Data records:
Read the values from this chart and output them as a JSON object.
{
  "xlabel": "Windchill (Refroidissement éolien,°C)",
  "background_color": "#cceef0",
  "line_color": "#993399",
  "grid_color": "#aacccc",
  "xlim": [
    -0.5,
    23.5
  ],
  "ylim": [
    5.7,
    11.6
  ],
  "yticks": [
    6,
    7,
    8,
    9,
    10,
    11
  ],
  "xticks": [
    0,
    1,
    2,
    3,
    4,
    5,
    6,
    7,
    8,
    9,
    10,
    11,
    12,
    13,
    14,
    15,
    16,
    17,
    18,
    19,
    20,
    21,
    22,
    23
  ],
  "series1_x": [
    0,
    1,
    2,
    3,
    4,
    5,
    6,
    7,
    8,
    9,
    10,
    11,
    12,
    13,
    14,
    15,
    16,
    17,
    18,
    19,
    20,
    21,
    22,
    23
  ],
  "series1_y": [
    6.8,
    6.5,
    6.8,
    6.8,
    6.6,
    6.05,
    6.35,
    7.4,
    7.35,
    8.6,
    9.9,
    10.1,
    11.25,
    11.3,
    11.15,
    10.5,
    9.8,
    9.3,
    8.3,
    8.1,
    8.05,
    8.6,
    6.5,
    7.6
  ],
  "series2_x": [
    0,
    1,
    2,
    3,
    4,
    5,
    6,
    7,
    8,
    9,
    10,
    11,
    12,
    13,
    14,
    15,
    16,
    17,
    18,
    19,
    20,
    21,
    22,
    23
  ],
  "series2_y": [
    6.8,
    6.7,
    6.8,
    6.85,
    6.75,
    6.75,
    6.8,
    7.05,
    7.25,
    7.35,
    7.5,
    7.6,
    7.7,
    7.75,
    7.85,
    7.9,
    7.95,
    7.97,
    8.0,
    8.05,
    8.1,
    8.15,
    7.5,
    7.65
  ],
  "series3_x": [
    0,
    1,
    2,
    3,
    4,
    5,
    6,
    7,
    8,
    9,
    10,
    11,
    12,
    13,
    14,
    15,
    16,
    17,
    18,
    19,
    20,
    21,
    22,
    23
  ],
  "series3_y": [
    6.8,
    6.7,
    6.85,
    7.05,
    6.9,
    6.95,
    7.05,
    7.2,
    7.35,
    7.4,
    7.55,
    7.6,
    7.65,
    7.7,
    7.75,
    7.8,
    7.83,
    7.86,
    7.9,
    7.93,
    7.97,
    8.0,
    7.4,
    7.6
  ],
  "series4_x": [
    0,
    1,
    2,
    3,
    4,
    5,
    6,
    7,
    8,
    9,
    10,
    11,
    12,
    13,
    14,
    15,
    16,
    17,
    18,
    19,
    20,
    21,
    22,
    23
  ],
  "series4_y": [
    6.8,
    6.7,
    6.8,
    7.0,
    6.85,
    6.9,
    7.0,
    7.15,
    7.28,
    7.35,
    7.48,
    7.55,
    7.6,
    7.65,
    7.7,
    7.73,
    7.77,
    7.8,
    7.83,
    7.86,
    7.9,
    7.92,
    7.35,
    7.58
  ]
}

▶ _Problem requirements_:
Give every line of the material again, exactly as it reads.

▶ _Response to this exercise_:
Read the values from this chart and output them as a JSON object.
{
  "xlabel": "Windchill (Refroidissement éolien,°C)",
  "background_color": "#cceef0",
  "line_color": "#993399",
  "grid_color": "#aacccc",
  "xlim": [
    -0.5,
    23.5
  ],
  "ylim": [
    5.7,
    11.6
  ],
  "yticks": [
    6,
    7,
    8,
    9,
    10,
    11
  ],
  "xticks": [
    0,
    1,
    2,
    3,
    4,
    5,
    6,
    7,
    8,
    9,
    10,
    11,
    12,
    13,
    14,
    15,
    16,
    17,
    18,
    19,
    20,
    21,
    22,
    23
  ],
  "series1_x": [
    0,
    1,
    2,
    3,
    4,
    5,
    6,
    7,
    8,
    9,
    10,
    11,
    12,
    13,
    14,
    15,
    16,
    17,
    18,
    19,
    20,
    21,
    22,
    23
  ],
  "series1_y": [
    6.8,
    6.5,
    6.8,
    6.8,
    6.6,
    6.05,
    6.35,
    7.4,
    7.35,
    8.6,
    9.9,
    10.1,
    11.25,
    11.3,
    11.15,
    10.5,
    9.8,
    9.3,
    8.3,
    8.1,
    8.05,
    8.6,
    6.5,
    7.6
  ],
  "series2_x": [
    0,
    1,
    2,
    3,
    4,
    5,
    6,
    7,
    8,
    9,
    10,
    11,
    12,
    13,
    14,
    15,
    16,
    17,
    18,
    19,
    20,
    21,
    22,
    23
  ],
  "series2_y": [
    6.8,
    6.7,
    6.8,
    6.85,
    6.75,
    6.75,
    6.8,
    7.05,
    7.25,
    7.35,
    7.5,
    7.6,
    7.7,
    7.75,
    7.85,
    7.9,
    7.95,
    7.97,
    8.0,
    8.05,
    8.1,
    8.15,
    7.5,
    7.65
  ],
  "series3_x": [
    0,
    1,
    2,
    3,
    4,
    5,
    6,
    7,
    8,
    9,
    10,
    11,
    12,
    13,
    14,
    15,
    16,
    17,
    18,
    19,
    20,
    21,
    22,
    23
  ],
  "series3_y": [
    6.8,
    6.7,
    6.85,
    7.05,
    6.9,
    6.95,
    7.05,
    7.2,
    7.35,
    7.4,
    7.55,
    7.6,
    7.65,
    7.7,
    7.75,
    7.8,
    7.83,
    7.86,
    7.9,
    7.93,
    7.97,
    8.0,
    7.4,
    7.6
  ],
  "series4_x": [
    0,
    1,
    2,
    3,
    4,
    5,
    6,
    7,
    8,
    9,
    10,
    11,
    12,
    13,
    14,
    15,
    16,
    17,
    18,
    19,
    20,
    21,
    22,
    23
  ],
  "series4_y": [
    6.8,
    6.7,
    6.8,
    7.0,
    6.85,
    6.9,
    7.0,
    7.15,
    7.28,
    7.35,
    7.48,
    7.55,
    7.6,
    7.65,
    7.7,
    7.73,
    7.77,
    7.8,
    7.83,
    7.86,
    7.9,
    7.92,
    7.35,
    7.58
  ]
}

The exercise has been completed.